* [GIVEN INSTRUCTION]:
Out of the lines below, please list those that hold the string "JSON".
○ ○ ○
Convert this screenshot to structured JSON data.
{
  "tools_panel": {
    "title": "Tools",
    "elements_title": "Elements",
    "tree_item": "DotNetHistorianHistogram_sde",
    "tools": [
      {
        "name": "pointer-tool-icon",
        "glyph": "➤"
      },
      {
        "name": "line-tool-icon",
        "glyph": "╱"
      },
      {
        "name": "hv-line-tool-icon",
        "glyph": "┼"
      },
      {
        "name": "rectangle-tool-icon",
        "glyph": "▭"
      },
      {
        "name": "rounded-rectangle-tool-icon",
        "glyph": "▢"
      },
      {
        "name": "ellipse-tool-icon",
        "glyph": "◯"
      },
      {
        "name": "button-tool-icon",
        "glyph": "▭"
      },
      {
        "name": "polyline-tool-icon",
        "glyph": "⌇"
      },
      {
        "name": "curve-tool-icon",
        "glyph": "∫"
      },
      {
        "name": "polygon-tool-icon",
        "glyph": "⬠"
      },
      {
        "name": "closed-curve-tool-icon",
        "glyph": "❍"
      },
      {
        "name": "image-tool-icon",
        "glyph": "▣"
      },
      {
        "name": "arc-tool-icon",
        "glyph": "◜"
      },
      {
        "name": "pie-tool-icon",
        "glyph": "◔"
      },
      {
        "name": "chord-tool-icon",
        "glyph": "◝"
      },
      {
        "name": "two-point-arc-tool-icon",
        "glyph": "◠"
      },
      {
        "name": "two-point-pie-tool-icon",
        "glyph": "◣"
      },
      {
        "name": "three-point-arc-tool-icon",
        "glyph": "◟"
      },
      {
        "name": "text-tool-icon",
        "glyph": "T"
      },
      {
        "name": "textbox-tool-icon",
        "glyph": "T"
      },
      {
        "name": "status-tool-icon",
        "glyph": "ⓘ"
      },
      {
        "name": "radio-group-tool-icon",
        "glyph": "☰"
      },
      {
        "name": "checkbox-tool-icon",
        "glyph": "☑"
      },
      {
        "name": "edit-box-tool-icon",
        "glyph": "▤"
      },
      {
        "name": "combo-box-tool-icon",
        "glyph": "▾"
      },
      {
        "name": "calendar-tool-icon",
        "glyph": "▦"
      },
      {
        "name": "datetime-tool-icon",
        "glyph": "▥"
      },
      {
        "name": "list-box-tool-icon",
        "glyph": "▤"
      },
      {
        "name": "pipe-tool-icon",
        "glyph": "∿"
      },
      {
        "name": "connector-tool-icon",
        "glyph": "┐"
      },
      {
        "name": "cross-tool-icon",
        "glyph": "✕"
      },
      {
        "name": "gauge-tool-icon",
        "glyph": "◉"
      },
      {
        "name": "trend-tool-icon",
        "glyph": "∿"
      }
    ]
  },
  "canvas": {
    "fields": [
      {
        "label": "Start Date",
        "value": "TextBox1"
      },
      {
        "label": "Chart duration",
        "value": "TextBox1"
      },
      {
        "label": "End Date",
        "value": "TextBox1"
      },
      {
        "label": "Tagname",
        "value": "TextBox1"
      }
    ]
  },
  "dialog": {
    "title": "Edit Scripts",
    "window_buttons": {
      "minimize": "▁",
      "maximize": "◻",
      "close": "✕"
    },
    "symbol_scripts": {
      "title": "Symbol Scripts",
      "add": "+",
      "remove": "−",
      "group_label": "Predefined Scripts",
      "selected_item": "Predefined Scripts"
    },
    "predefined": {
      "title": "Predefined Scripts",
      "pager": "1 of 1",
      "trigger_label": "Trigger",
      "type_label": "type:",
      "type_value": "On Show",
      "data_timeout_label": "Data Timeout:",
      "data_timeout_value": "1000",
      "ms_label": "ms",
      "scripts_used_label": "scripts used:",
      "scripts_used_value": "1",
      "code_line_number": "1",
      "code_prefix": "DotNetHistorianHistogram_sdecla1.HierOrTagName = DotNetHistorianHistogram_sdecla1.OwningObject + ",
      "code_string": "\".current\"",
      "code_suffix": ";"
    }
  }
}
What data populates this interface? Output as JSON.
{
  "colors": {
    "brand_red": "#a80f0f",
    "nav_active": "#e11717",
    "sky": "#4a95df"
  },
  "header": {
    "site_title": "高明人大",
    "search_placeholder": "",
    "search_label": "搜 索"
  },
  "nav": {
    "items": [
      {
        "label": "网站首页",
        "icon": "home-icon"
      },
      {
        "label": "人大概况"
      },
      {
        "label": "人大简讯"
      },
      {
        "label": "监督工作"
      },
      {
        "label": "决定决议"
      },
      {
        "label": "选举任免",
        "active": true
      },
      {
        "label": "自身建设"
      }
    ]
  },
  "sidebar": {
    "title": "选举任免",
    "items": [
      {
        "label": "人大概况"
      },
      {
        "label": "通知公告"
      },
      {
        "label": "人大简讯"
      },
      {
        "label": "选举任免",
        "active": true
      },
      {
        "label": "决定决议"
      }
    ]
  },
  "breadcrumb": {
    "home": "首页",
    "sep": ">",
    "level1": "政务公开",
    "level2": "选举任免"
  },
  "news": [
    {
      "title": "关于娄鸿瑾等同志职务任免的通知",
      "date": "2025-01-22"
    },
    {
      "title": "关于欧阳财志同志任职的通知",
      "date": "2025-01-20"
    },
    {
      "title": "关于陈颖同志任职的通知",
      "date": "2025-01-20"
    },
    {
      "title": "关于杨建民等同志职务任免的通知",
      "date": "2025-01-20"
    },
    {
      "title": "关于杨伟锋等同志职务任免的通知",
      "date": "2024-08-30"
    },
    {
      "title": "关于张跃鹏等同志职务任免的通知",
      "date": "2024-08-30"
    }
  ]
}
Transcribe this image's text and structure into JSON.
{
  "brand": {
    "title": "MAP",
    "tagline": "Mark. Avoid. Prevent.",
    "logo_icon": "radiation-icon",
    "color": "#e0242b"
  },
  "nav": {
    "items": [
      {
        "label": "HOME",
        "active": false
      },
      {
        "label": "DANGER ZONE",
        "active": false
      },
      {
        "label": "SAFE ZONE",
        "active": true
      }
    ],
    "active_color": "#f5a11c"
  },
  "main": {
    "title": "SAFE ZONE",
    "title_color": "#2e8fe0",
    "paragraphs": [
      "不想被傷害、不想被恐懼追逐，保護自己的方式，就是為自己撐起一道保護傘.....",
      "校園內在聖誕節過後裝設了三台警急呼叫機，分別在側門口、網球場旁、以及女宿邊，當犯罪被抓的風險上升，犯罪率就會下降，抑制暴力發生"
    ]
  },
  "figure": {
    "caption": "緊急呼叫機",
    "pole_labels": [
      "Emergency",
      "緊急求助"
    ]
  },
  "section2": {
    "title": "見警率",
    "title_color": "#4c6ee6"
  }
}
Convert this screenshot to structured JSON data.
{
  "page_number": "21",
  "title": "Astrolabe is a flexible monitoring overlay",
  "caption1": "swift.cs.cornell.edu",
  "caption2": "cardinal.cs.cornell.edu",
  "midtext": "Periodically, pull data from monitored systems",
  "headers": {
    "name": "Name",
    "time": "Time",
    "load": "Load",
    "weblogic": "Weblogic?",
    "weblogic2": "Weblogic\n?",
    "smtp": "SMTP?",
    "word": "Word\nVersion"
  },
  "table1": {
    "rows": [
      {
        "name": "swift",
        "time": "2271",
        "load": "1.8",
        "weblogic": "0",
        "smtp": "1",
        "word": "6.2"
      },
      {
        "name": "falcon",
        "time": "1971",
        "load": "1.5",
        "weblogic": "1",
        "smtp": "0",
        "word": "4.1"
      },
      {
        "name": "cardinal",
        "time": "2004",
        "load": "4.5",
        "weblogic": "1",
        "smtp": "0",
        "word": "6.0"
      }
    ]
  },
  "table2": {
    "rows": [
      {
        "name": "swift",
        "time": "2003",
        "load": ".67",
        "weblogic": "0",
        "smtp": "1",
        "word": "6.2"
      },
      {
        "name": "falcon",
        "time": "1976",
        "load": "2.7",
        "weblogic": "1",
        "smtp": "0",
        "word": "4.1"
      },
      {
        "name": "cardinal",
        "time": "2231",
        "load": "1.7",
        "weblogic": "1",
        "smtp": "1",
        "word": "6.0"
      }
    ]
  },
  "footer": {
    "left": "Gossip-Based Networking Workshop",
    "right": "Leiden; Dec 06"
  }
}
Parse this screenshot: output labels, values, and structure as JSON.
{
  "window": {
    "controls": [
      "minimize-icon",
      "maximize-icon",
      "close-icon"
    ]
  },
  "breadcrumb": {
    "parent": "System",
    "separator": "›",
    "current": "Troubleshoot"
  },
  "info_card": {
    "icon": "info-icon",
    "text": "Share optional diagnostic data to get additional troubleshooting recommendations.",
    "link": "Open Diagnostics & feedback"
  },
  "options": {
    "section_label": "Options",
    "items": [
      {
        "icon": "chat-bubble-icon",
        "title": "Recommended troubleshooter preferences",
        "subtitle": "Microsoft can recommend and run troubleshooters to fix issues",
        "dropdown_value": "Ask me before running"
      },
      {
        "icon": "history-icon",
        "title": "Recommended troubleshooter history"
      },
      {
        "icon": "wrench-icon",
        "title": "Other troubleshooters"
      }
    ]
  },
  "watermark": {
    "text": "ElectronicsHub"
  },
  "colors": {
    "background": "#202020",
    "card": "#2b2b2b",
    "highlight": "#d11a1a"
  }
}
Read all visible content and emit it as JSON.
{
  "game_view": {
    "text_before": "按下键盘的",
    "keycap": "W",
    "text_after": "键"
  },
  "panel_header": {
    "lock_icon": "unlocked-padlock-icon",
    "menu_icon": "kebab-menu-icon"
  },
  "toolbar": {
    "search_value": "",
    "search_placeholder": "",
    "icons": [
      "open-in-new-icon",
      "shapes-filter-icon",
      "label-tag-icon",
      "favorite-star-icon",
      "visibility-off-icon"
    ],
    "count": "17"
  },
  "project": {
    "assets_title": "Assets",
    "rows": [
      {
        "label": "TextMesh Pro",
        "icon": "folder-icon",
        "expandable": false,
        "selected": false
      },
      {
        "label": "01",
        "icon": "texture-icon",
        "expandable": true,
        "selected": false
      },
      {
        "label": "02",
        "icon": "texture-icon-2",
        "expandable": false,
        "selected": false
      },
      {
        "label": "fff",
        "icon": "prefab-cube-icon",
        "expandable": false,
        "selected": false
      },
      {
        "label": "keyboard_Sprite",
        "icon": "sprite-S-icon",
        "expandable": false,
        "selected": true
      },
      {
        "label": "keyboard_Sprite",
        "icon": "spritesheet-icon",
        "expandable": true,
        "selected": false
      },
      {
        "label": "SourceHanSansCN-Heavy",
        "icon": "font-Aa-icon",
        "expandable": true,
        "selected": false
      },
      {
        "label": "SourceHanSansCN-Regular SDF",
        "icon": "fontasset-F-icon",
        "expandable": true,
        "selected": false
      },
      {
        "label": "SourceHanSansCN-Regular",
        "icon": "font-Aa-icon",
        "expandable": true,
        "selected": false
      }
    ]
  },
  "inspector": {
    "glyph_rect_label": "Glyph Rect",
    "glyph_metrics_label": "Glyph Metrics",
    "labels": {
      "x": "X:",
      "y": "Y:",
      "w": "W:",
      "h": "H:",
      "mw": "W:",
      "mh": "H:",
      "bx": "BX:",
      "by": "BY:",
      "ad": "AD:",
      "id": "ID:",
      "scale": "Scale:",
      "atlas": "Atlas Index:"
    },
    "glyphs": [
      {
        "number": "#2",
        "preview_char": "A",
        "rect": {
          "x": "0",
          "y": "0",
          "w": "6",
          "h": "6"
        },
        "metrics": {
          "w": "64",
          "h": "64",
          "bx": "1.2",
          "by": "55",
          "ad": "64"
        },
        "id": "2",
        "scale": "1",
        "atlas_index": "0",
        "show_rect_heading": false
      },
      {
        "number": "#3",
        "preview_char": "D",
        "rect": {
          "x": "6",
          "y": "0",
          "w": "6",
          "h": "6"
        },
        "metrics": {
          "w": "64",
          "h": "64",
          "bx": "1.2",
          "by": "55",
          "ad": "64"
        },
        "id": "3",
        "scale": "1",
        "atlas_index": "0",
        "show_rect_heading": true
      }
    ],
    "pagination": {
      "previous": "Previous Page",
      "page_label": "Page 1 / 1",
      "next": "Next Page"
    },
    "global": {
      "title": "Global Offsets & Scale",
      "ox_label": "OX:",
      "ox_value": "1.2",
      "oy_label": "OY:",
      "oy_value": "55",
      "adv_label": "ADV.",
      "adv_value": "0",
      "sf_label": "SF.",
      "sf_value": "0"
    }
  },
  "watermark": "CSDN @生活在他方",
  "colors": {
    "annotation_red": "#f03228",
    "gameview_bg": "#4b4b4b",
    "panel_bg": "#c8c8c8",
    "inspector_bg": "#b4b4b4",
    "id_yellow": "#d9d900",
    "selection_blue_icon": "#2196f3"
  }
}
○ ○ ○
* [THE COMPLETED TASK]:
Convert this screenshot to structured JSON data.
What data populates this interface? Output as JSON.
Transcribe this image's text and structure into JSON.
Convert this screenshot to structured JSON data.
Parse this screenshot: output labels, values, and structure as JSON.
Read all visible content and emit it as JSON.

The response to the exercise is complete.